## What to work on
Restate each line of the listing exactly, without carrying over any pictures.
--- begin Records for this task ---
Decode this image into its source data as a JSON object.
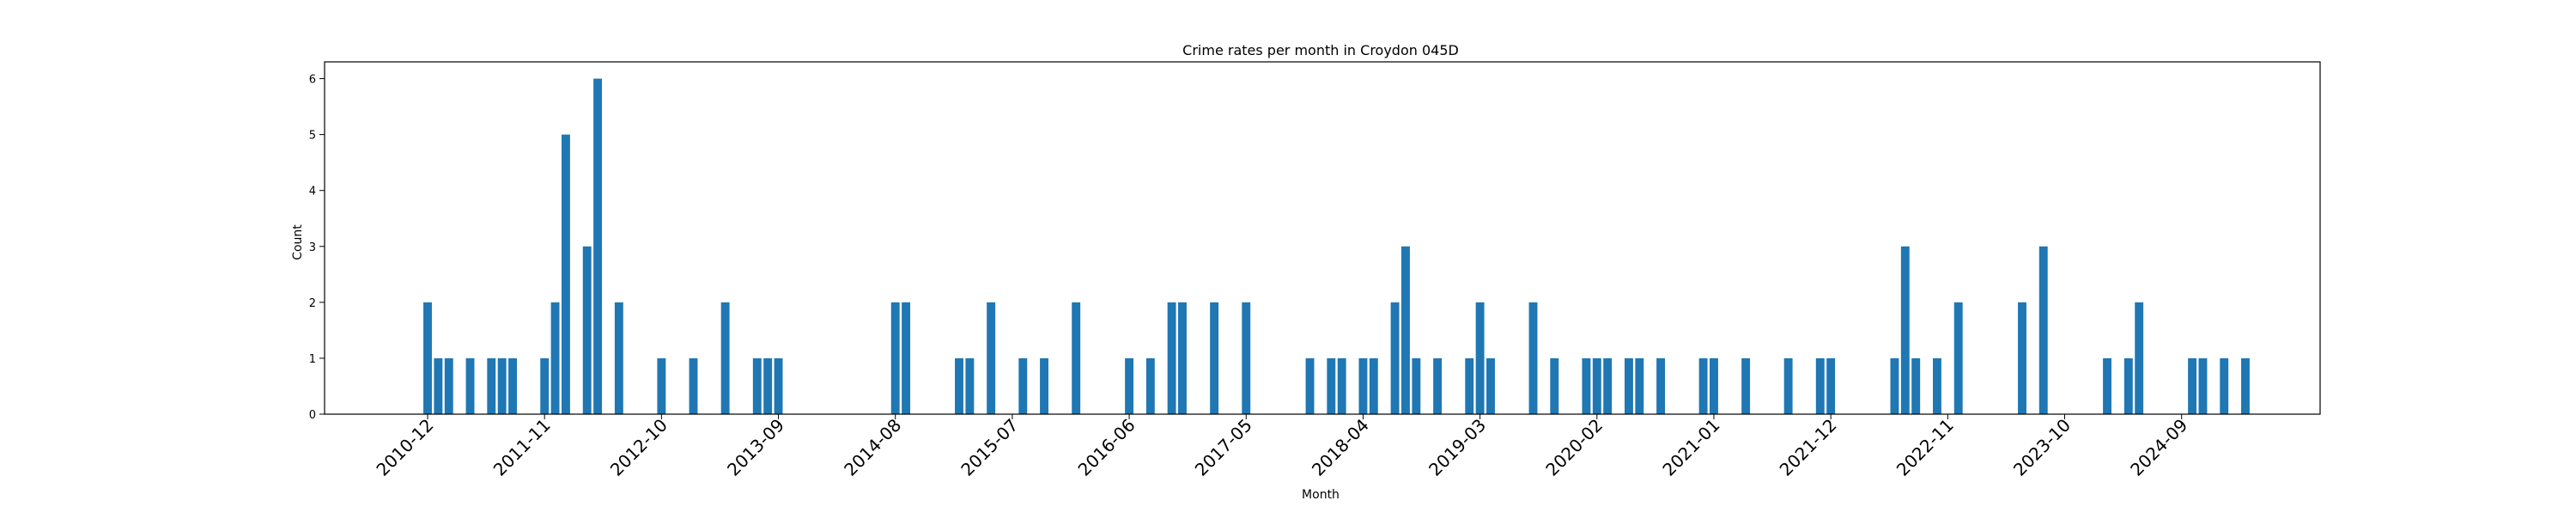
{
  "chart_data": {
    "type": "bar",
    "title": "Crime rates per month in Croydon 045D",
    "xlabel": "Month",
    "ylabel": "Count",
    "ylim": [
      0,
      6.3
    ],
    "yticks": [
      0,
      1,
      2,
      3,
      4,
      5,
      6
    ],
    "xticks": [
      "2010-12",
      "2011-11",
      "2012-10",
      "2013-09",
      "2014-08",
      "2015-07",
      "2016-06",
      "2017-05",
      "2018-04",
      "2019-03",
      "2020-02",
      "2021-01",
      "2021-12",
      "2022-11",
      "2023-10",
      "2024-09"
    ],
    "grid": false,
    "bar_color": "#1f77b4",
    "x": [
      "2010-12",
      "2011-01",
      "2011-02",
      "2011-04",
      "2011-06",
      "2011-07",
      "2011-08",
      "2011-11",
      "2011-12",
      "2012-01",
      "2012-03",
      "2012-04",
      "2012-06",
      "2012-10",
      "2013-01",
      "2013-04",
      "2013-07",
      "2013-08",
      "2013-09",
      "2014-08",
      "2014-09",
      "2015-02",
      "2015-03",
      "2015-05",
      "2015-08",
      "2015-10",
      "2016-01",
      "2016-06",
      "2016-08",
      "2016-10",
      "2016-11",
      "2017-02",
      "2017-05",
      "2017-11",
      "2018-01",
      "2018-02",
      "2018-04",
      "2018-05",
      "2018-07",
      "2018-08",
      "2018-09",
      "2018-11",
      "2019-02",
      "2019-03",
      "2019-04",
      "2019-08",
      "2019-10",
      "2020-01",
      "2020-02",
      "2020-03",
      "2020-05",
      "2020-06",
      "2020-08",
      "2020-12",
      "2021-01",
      "2021-04",
      "2021-08",
      "2021-11",
      "2021-12",
      "2022-06",
      "2022-07",
      "2022-08",
      "2022-10",
      "2022-12",
      "2023-06",
      "2023-08",
      "2024-02",
      "2024-04",
      "2024-05",
      "2024-10",
      "2024-11",
      "2025-01",
      "2025-03"
    ],
    "values": [
      2,
      1,
      1,
      1,
      1,
      1,
      1,
      1,
      2,
      5,
      3,
      6,
      2,
      1,
      1,
      2,
      1,
      1,
      1,
      2,
      2,
      1,
      1,
      2,
      1,
      1,
      2,
      1,
      1,
      2,
      2,
      2,
      2,
      1,
      1,
      1,
      1,
      1,
      2,
      3,
      1,
      1,
      1,
      2,
      1,
      2,
      1,
      1,
      1,
      1,
      1,
      1,
      1,
      1,
      1,
      1,
      1,
      1,
      1,
      1,
      3,
      1,
      1,
      2,
      2,
      3,
      1,
      1,
      2,
      1,
      1,
      1,
      1
    ]
  }
}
--- end Records for this task ---
## Written solution
Decode this image into its source data as a JSON object.
{
  "chart_data": {
    "type": "bar",
    "title": "Crime rates per month in Croydon 045D",
    "xlabel": "Month",
    "ylabel": "Count",
    "ylim": [
      0,
      6.3
    ],
    "yticks": [
      0,
      1,
      2,
      3,
      4,
      5,
      6
    ],
    "xticks": [
      "2010-12",
      "2011-11",
      "2012-10",
      "2013-09",
      "2014-08",
      "2015-07",
      "2016-06",
      "2017-05",
      "2018-04",
      "2019-03",
      "2020-02",
      "2021-01",
      "2021-12",
      "2022-11",
      "2023-10",
      "2024-09"
    ],
    "grid": false,
    "bar_color": "#1f77b4",
    "x": [
      "2010-12",
      "2011-01",
      "2011-02",
      "2011-04",
      "2011-06",
      "2011-07",
      "2011-08",
      "2011-11",
      "2011-12",
      "2012-01",
      "2012-03",
      "2012-04",
      "2012-06",
      "2012-10",
      "2013-01",
      "2013-04",
      "2013-07",
      "2013-08",
      "2013-09",
      "2014-08",
      "2014-09",
      "2015-02",
      "2015-03",
      "2015-05",
      "2015-08",
      "2015-10",
      "2016-01",
      "2016-06",
      "2016-08",
      "2016-10",
      "2016-11",
      "2017-02",
      "2017-05",
      "2017-11",
      "2018-01",
      "2018-02",
      "2018-04",
      "2018-05",
      "2018-07",
      "2018-08",
      "2018-09",
      "2018-11",
      "2019-02",
      "2019-03",
      "2019-04",
      "2019-08",
      "2019-10",
      "2020-01",
      "2020-02",
      "2020-03",
      "2020-05",
      "2020-06",
      "2020-08",
      "2020-12",
      "2021-01",
      "2021-04",
      "2021-08",
      "2021-11",
      "2021-12",
      "2022-06",
      "2022-07",
      "2022-08",
      "2022-10",
      "2022-12",
      "2023-06",
      "2023-08",
      "2024-02",
      "2024-04",
      "2024-05",
      "2024-10",
      "2024-11",
      "2025-01",
      "2025-03"
    ],
    "values": [
      2,
      1,
      1,
      1,
      1,
      1,
      1,
      1,
      2,
      5,
      3,
      6,
      2,
      1,
      1,
      2,
      1,
      1,
      1,
      2,
      2,
      1,
      1,
      2,
      1,
      1,
      2,
      1,
      1,
      2,
      2,
      2,
      2,
      1,
      1,
      1,
      1,
      1,
      2,
      3,
      1,
      1,
      1,
      2,
      1,
      2,
      1,
      1,
      1,
      1,
      1,
      1,
      1,
      1,
      1,
      1,
      1,
      1,
      1,
      1,
      3,
      1,
      1,
      2,
      2,
      3,
      1,
      1,
      2,
      1,
      1,
      1,
      1
    ]
  }
}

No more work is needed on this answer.